● Work to complete:
Give an exact transcription of every line, dropping the images.
____
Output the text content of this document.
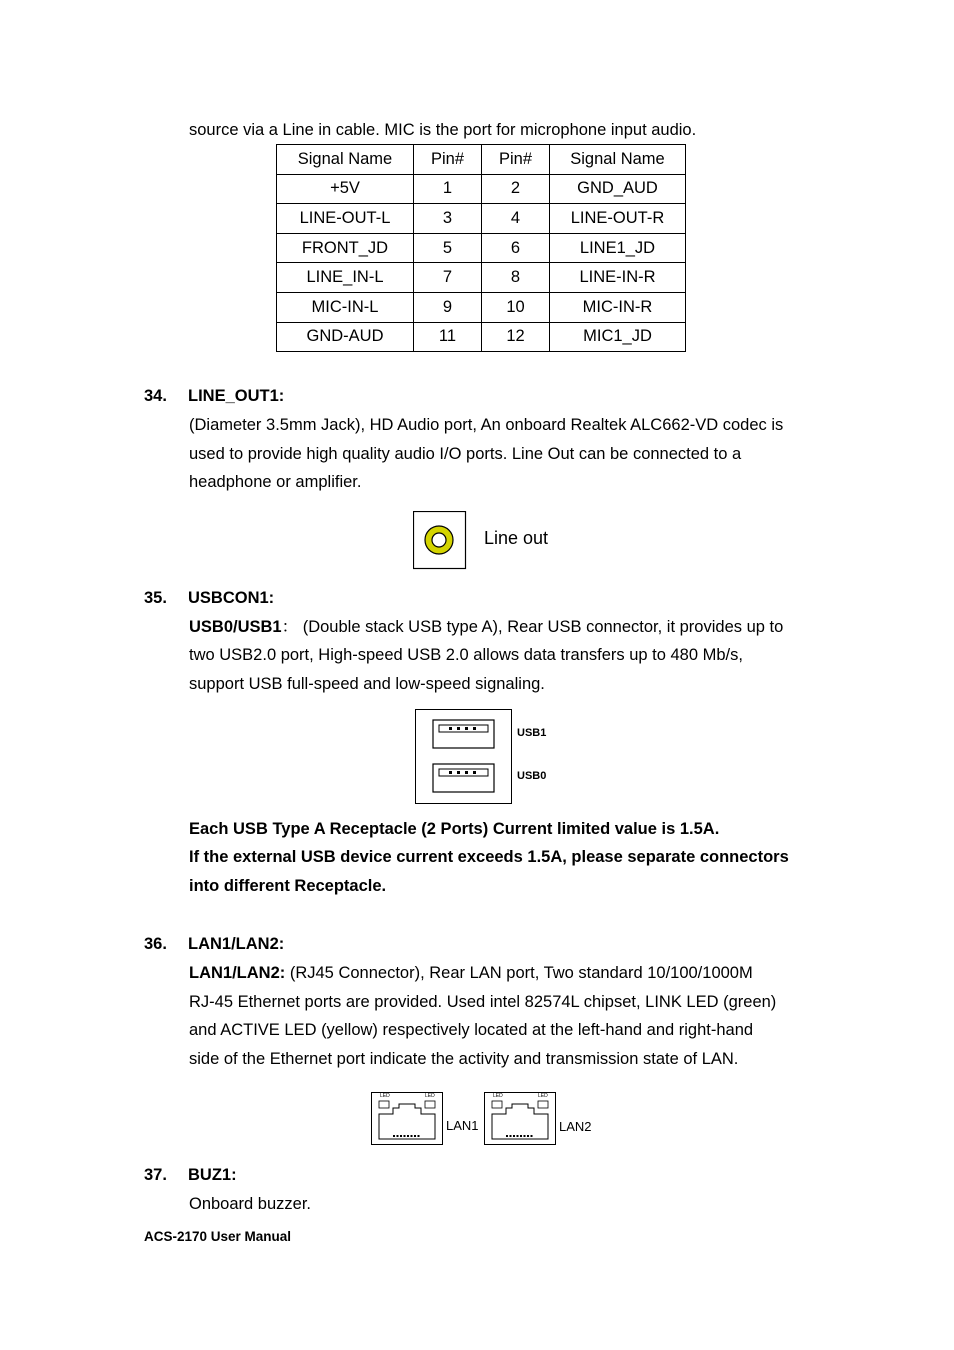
source via a Line in cable. MIC is the port for microphone input audio.
Signal Name	Pin#	Pin#	Signal Name
+5V	1	2	GND_AUD
LINE-OUT-L	3	4	LINE-OUT-R
FRONT_JD	5	6	LINE1_JD
LINE_IN-L	7	8	LINE-IN-R
MIC-IN-L	9	10	MIC-IN-R
GND-AUD	11	12	MIC1_JD
34. LINE_OUT1:
(Diameter 3.5mm Jack), HD Audio port, An onboard Realtek ALC662-VD codec is
used to provide high quality audio I/O ports. Line Out can be connected to a
headphone or amplifier.
Line out
35. USBCON1:
USB0/USB1： (Double stack USB type A), Rear USB connector, it provides up to
two USB2.0 port, High-speed USB 2.0 allows data transfers up to 480 Mb/s,
support USB full-speed and low-speed signaling.
USB1
USB0
Each USB Type A Receptacle (2 Ports) Current limited value is 1.5A.
If the external USB device current exceeds 1.5A, please separate connectors
into different Receptacle.
36. LAN1/LAN2:
LAN1/LAN2: (RJ45 Connector), Rear LAN port, Two standard 10/100/1000M
RJ-45 Ethernet ports are provided. Used intel 82574L chipset, LINK LED (green)
and ACTIVE LED (yellow) respectively located at the left-hand and right-hand
side of the Ethernet port indicate the activity and transmission state of LAN.
LED	LED
LAN1
LED	LED
LAN2
37. BUZ1:
Onboard buzzer.
ACS-2170 User Manual
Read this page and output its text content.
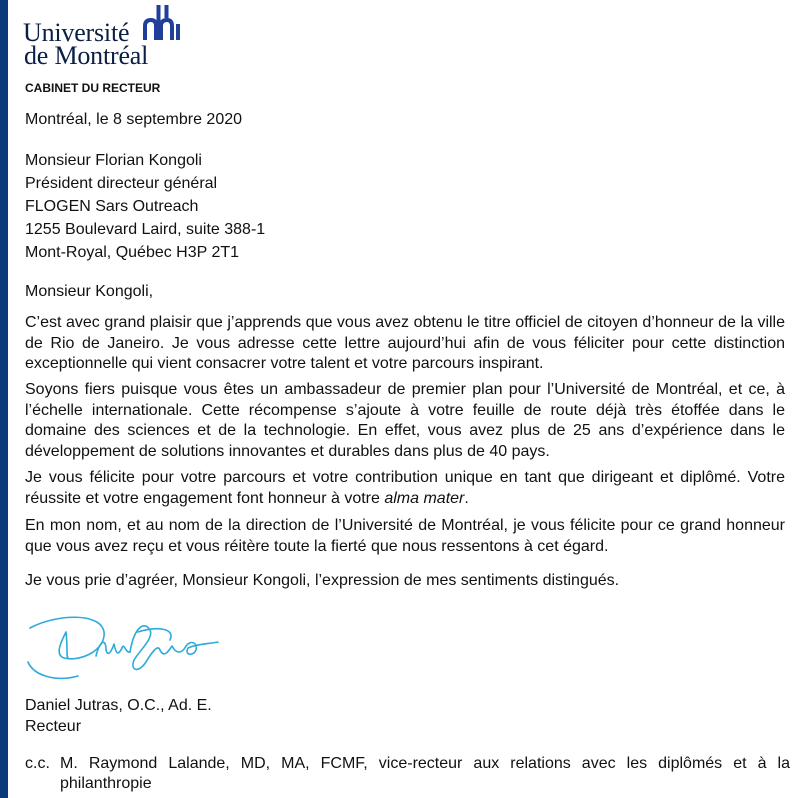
Université
de Montréal
CABINET DU RECTEUR
Montréal, le 8 septembre 2020
Monsieur Florian Kongoli
Président directeur général
FLOGEN Sars Outreach
1255 Boulevard Laird, suite 388-1
Mont-Royal, Québec H3P 2T1
Monsieur Kongoli,
C’est avec grand plaisir que j’apprends que vous avez obtenu le titre officiel de citoyen d’honneur de la ville de Rio de Janeiro. Je vous adresse cette lettre aujourd’hui afin de vous féliciter pour cette distinction exceptionnelle qui vient consacrer votre talent et votre parcours inspirant.
Soyons fiers puisque vous êtes un ambassadeur de premier plan pour l’Université de Montréal, et ce, à l’échelle internationale. Cette récompense s’ajoute à votre feuille de route déjà très étoffée dans le domaine des sciences et de la technologie. En effet, vous avez plus de 25 ans d’expérience dans le développement de solutions innovantes et durables dans plus de 40 pays.
Je vous félicite pour votre parcours et votre contribution unique en tant que dirigeant et diplômé. Votre réussite et votre engagement font honneur à votre alma mater.
En mon nom, et au nom de la direction de l’Université de Montréal, je vous félicite pour ce grand honneur que vous avez reçu et vous réitère toute la fierté que nous ressentons à cet égard.
Je vous prie d’agréer, Monsieur Kongoli, l’expression de mes sentiments distingués.
Daniel Jutras, O.C., Ad. E.
Recteur
c.c. M. Raymond Lalande, MD, MA, FCMF, vice-recteur aux relations avec les diplômés et à la philanthropie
____
● Task output:
Output the text content of this document.
source via a Line in cable. MIC is the port for microphone input audio.
Signal Name	Pin#	Pin#	Signal Name
+5V	1	2	GND_AUD
LINE-OUT-L	3	4	LINE-OUT-R
FRONT_JD	5	6	LINE1_JD
LINE_IN-L	7	8	LINE-IN-R
MIC-IN-L	9	10	MIC-IN-R
GND-AUD	11	12	MIC1_JD
34. LINE_OUT1:
(Diameter 3.5mm Jack), HD Audio port, An onboard Realtek ALC662-VD codec is
used to provide high quality audio I/O ports. Line Out can be connected to a
headphone or amplifier.
Line out
35. USBCON1:
USB0/USB1： (Double stack USB type A), Rear USB connector, it provides up to
two USB2.0 port, High-speed USB 2.0 allows data transfers up to 480 Mb/s,
support USB full-speed and low-speed signaling.
USB1
USB0
Each USB Type A Receptacle (2 Ports) Current limited value is 1.5A.
If the external USB device current exceeds 1.5A, please separate connectors
into different Receptacle.
36. LAN1/LAN2:
LAN1/LAN2: (RJ45 Connector), Rear LAN port, Two standard 10/100/1000M
RJ-45 Ethernet ports are provided. Used intel 82574L chipset, LINK LED (green)
and ACTIVE LED (yellow) respectively located at the left-hand and right-hand
side of the Ethernet port indicate the activity and transmission state of LAN.
LED	LED
LAN1
LED	LED
LAN2
37. BUZ1:
Onboard buzzer.
ACS-2170 User Manual
Read this page and output its text content.
Université
de Montréal
CABINET DU RECTEUR
Montréal, le 8 septembre 2020
Monsieur Florian Kongoli
Président directeur général
FLOGEN Sars Outreach
1255 Boulevard Laird, suite 388-1
Mont-Royal, Québec H3P 2T1
Monsieur Kongoli,
C’est avec grand plaisir que j’apprends que vous avez obtenu le titre officiel de citoyen d’honneur de la ville de Rio de Janeiro. Je vous adresse cette lettre aujourd’hui afin de vous féliciter pour cette distinction exceptionnelle qui vient consacrer votre talent et votre parcours inspirant.
Soyons fiers puisque vous êtes un ambassadeur de premier plan pour l’Université de Montréal, et ce, à l’échelle internationale. Cette récompense s’ajoute à votre feuille de route déjà très étoffée dans le domaine des sciences et de la technologie. En effet, vous avez plus de 25 ans d’expérience dans le développement de solutions innovantes et durables dans plus de 40 pays.
Je vous félicite pour votre parcours et votre contribution unique en tant que dirigeant et diplômé. Votre réussite et votre engagement font honneur à votre alma mater.
En mon nom, et au nom de la direction de l’Université de Montréal, je vous félicite pour ce grand honneur que vous avez reçu et vous réitère toute la fierté que nous ressentons à cet égard.
Je vous prie d’agréer, Monsieur Kongoli, l’expression de mes sentiments distingués.
Daniel Jutras, O.C., Ad. E.
Recteur
c.c. M. Raymond Lalande, MD, MA, FCMF, vice-recteur aux relations avec les diplômés et à la philanthropie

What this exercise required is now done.